_PROMPT_
Your task is to reproduce the material exactly.

++++++++++++++++++++

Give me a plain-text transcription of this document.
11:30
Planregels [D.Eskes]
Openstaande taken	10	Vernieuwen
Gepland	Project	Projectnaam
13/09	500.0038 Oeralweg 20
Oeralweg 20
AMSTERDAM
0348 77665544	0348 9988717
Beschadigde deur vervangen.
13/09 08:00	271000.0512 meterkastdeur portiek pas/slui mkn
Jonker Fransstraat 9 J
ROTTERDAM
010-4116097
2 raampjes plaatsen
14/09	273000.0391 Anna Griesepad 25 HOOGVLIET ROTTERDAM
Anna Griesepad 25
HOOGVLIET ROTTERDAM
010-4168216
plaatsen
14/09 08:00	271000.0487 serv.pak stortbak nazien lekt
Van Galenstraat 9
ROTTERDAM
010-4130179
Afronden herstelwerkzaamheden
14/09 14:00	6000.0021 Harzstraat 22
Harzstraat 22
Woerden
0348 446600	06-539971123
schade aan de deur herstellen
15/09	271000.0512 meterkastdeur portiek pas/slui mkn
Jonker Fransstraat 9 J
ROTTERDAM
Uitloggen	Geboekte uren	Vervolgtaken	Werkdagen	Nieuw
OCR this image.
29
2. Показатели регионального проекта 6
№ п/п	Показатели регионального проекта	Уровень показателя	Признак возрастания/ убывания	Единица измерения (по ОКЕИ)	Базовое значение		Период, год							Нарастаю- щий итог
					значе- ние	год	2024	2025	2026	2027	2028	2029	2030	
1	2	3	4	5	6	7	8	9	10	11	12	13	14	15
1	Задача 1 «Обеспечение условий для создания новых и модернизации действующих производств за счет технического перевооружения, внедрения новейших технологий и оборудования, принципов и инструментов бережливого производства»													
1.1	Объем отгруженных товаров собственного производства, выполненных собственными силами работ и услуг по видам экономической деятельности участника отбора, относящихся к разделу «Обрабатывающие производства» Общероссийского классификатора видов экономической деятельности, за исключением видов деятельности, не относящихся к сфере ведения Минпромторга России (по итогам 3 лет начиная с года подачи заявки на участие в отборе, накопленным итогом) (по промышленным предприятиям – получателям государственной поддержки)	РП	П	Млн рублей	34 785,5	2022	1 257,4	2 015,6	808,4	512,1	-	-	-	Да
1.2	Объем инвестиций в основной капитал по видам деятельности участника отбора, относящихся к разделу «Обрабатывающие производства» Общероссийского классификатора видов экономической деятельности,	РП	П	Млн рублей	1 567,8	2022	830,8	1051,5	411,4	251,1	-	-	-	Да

++++++++++++++++++++

_RESULT OF THIS TASK_
Give me a plain-text transcription of this document.
11:30
Planregels [D.Eskes]
Openstaande taken	10	Vernieuwen
Gepland	Project	Projectnaam
13/09	500.0038 Oeralweg 20
Oeralweg 20
AMSTERDAM
0348 77665544	0348 9988717
Beschadigde deur vervangen.
13/09 08:00	271000.0512 meterkastdeur portiek pas/slui mkn
Jonker Fransstraat 9 J
ROTTERDAM
010-4116097
2 raampjes plaatsen
14/09	273000.0391 Anna Griesepad 25 HOOGVLIET ROTTERDAM
Anna Griesepad 25
HOOGVLIET ROTTERDAM
010-4168216
plaatsen
14/09 08:00	271000.0487 serv.pak stortbak nazien lekt
Van Galenstraat 9
ROTTERDAM
010-4130179
Afronden herstelwerkzaamheden
14/09 14:00	6000.0021 Harzstraat 22
Harzstraat 22
Woerden
0348 446600	06-539971123
schade aan de deur herstellen
15/09	271000.0512 meterkastdeur portiek pas/slui mkn
Jonker Fransstraat 9 J
ROTTERDAM
Uitloggen	Geboekte uren	Vervolgtaken	Werkdagen	Nieuw
OCR this image.
29
2. Показатели регионального проекта 6
№ п/п	Показатели регионального проекта	Уровень показателя	Признак возрастания/ убывания	Единица измерения (по ОКЕИ)	Базовое значение		Период, год							Нарастаю- щий итог
					значе- ние	год	2024	2025	2026	2027	2028	2029	2030	
1	2	3	4	5	6	7	8	9	10	11	12	13	14	15
1	Задача 1 «Обеспечение условий для создания новых и модернизации действующих производств за счет технического перевооружения, внедрения новейших технологий и оборудования, принципов и инструментов бережливого производства»													
1.1	Объем отгруженных товаров собственного производства, выполненных собственными силами работ и услуг по видам экономической деятельности участника отбора, относящихся к разделу «Обрабатывающие производства» Общероссийского классификатора видов экономической деятельности, за исключением видов деятельности, не относящихся к сфере ведения Минпромторга России (по итогам 3 лет начиная с года подачи заявки на участие в отборе, накопленным итогом) (по промышленным предприятиям – получателям государственной поддержки)	РП	П	Млн рублей	34 785,5	2022	1 257,4	2 015,6	808,4	512,1	-	-	-	Да
1.2	Объем инвестиций в основной капитал по видам деятельности участника отбора, относящихся к разделу «Обрабатывающие производства» Общероссийского классификатора видов экономической деятельности,	РП	П	Млн рублей	1 567,8	2022	830,8	1051,5	411,4	251,1	-	-	-	Да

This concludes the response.